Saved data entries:
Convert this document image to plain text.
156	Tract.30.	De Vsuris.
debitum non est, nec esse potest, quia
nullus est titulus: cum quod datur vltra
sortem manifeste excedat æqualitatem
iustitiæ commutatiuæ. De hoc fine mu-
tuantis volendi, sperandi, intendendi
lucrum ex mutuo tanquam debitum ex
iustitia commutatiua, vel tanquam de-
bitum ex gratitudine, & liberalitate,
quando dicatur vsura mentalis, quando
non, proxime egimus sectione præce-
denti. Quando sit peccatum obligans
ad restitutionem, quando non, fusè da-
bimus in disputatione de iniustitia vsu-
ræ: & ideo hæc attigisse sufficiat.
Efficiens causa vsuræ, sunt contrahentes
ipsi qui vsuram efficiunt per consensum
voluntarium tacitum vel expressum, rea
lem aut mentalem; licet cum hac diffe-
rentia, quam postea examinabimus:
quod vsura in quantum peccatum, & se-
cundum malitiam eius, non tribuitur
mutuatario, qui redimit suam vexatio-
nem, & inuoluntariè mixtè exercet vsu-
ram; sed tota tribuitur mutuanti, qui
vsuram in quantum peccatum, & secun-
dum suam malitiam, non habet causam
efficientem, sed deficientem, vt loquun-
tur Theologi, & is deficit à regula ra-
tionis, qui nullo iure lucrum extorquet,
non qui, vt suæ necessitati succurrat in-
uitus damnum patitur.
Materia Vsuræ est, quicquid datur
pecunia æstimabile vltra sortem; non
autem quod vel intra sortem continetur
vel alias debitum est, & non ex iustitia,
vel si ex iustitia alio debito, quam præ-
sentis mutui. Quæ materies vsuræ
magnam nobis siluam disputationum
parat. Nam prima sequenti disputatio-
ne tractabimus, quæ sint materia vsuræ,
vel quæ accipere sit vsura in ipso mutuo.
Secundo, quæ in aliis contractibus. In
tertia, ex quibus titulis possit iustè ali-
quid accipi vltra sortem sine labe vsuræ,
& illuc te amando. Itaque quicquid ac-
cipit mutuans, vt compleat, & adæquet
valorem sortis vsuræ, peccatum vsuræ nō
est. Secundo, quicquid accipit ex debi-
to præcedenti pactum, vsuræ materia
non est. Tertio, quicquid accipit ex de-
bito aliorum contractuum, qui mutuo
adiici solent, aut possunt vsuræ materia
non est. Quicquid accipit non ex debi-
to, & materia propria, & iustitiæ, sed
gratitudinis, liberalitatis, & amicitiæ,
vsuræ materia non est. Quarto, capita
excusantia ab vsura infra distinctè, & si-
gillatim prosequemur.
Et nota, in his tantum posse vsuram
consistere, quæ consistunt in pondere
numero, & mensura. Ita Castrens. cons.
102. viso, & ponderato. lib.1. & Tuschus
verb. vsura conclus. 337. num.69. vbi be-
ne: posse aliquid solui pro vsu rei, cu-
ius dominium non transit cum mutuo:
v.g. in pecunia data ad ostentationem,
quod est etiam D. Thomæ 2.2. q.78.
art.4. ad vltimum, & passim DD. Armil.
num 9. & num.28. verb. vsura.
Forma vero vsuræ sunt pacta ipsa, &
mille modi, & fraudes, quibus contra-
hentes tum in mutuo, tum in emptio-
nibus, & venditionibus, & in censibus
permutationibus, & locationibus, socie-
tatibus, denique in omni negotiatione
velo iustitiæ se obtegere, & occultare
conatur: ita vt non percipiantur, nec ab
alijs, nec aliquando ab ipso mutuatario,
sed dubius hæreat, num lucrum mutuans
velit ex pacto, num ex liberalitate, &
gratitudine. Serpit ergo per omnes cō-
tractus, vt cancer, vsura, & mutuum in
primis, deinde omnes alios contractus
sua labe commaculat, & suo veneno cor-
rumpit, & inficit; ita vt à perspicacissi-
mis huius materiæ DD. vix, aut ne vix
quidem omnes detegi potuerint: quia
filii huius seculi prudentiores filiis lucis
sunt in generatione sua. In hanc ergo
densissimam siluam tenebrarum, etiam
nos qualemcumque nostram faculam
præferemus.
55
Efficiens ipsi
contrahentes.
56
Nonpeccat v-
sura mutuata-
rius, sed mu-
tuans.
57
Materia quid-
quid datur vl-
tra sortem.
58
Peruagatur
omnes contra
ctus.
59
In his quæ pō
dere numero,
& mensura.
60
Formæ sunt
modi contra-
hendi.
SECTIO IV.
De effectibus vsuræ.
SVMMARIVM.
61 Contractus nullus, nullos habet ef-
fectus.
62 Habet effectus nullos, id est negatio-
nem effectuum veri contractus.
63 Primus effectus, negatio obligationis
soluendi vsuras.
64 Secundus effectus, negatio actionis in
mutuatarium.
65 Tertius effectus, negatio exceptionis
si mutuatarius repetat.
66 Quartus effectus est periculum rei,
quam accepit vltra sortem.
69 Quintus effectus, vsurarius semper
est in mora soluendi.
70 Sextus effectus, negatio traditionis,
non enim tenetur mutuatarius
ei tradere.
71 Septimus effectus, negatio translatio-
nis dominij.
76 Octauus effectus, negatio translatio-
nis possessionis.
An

### Given request
Word for word, restate all of the data shown above.

### Exercise solution
Convert this document image to plain text.
156	Tract.30.	De Vsuris.
debitum non est, nec esse potest, quia
nullus est titulus: cum quod datur vltra
sortem manifeste excedat æqualitatem
iustitiæ commutatiuæ. De hoc fine mu-
tuantis volendi, sperandi, intendendi
lucrum ex mutuo tanquam debitum ex
iustitia commutatiua, vel tanquam de-
bitum ex gratitudine, & liberalitate,
quando dicatur vsura mentalis, quando
non, proxime egimus sectione præce-
denti. Quando sit peccatum obligans
ad restitutionem, quando non, fusè da-
bimus in disputatione de iniustitia vsu-
ræ: & ideo hæc attigisse sufficiat.
Efficiens causa vsuræ, sunt contrahentes
ipsi qui vsuram efficiunt per consensum
voluntarium tacitum vel expressum, rea
lem aut mentalem; licet cum hac diffe-
rentia, quam postea examinabimus:
quod vsura in quantum peccatum, & se-
cundum malitiam eius, non tribuitur
mutuatario, qui redimit suam vexatio-
nem, & inuoluntariè mixtè exercet vsu-
ram; sed tota tribuitur mutuanti, qui
vsuram in quantum peccatum, & secun-
dum suam malitiam, non habet causam
efficientem, sed deficientem, vt loquun-
tur Theologi, & is deficit à regula ra-
tionis, qui nullo iure lucrum extorquet,
non qui, vt suæ necessitati succurrat in-
uitus damnum patitur.
Materia Vsuræ est, quicquid datur
pecunia æstimabile vltra sortem; non
autem quod vel intra sortem continetur
vel alias debitum est, & non ex iustitia,
vel si ex iustitia alio debito, quam præ-
sentis mutui. Quæ materies vsuræ
magnam nobis siluam disputationum
parat. Nam prima sequenti disputatio-
ne tractabimus, quæ sint materia vsuræ,
vel quæ accipere sit vsura in ipso mutuo.
Secundo, quæ in aliis contractibus. In
tertia, ex quibus titulis possit iustè ali-
quid accipi vltra sortem sine labe vsuræ,
& illuc te amando. Itaque quicquid ac-
cipit mutuans, vt compleat, & adæquet
valorem sortis vsuræ, peccatum vsuræ nō
est. Secundo, quicquid accipit ex debi-
to præcedenti pactum, vsuræ materia
non est. Tertio, quicquid accipit ex de-
bito aliorum contractuum, qui mutuo
adiici solent, aut possunt vsuræ materia
non est. Quicquid accipit non ex debi-
to, & materia propria, & iustitiæ, sed
gratitudinis, liberalitatis, & amicitiæ,
vsuræ materia non est. Quarto, capita
excusantia ab vsura infra distinctè, & si-
gillatim prosequemur.
Et nota, in his tantum posse vsuram
consistere, quæ consistunt in pondere
numero, & mensura. Ita Castrens. cons.
102. viso, & ponderato. lib.1. & Tuschus
verb. vsura conclus. 337. num.69. vbi be-
ne: posse aliquid solui pro vsu rei, cu-
ius dominium non transit cum mutuo:
v.g. in pecunia data ad ostentationem,
quod est etiam D. Thomæ 2.2. q.78.
art.4. ad vltimum, & passim DD. Armil.
num 9. & num.28. verb. vsura.
Forma vero vsuræ sunt pacta ipsa, &
mille modi, & fraudes, quibus contra-
hentes tum in mutuo, tum in emptio-
nibus, & venditionibus, & in censibus
permutationibus, & locationibus, socie-
tatibus, denique in omni negotiatione
velo iustitiæ se obtegere, & occultare
conatur: ita vt non percipiantur, nec ab
alijs, nec aliquando ab ipso mutuatario,
sed dubius hæreat, num lucrum mutuans
velit ex pacto, num ex liberalitate, &
gratitudine. Serpit ergo per omnes cō-
tractus, vt cancer, vsura, & mutuum in
primis, deinde omnes alios contractus
sua labe commaculat, & suo veneno cor-
rumpit, & inficit; ita vt à perspicacissi-
mis huius materiæ DD. vix, aut ne vix
quidem omnes detegi potuerint: quia
filii huius seculi prudentiores filiis lucis
sunt in generatione sua. In hanc ergo
densissimam siluam tenebrarum, etiam
nos qualemcumque nostram faculam
præferemus.
55
Efficiens ipsi
contrahentes.
56
Nonpeccat v-
sura mutuata-
rius, sed mu-
tuans.
57
Materia quid-
quid datur vl-
tra sortem.
58
Peruagatur
omnes contra
ctus.
59
In his quæ pō
dere numero,
& mensura.
60
Formæ sunt
modi contra-
hendi.
SECTIO IV.
De effectibus vsuræ.
SVMMARIVM.
61 Contractus nullus, nullos habet ef-
fectus.
62 Habet effectus nullos, id est negatio-
nem effectuum veri contractus.
63 Primus effectus, negatio obligationis
soluendi vsuras.
64 Secundus effectus, negatio actionis in
mutuatarium.
65 Tertius effectus, negatio exceptionis
si mutuatarius repetat.
66 Quartus effectus est periculum rei,
quam accepit vltra sortem.
69 Quintus effectus, vsurarius semper
est in mora soluendi.
70 Sextus effectus, negatio traditionis,
non enim tenetur mutuatarius
ei tradere.
71 Septimus effectus, negatio translatio-
nis dominij.
76 Octauus effectus, negatio translatio-
nis possessionis.
An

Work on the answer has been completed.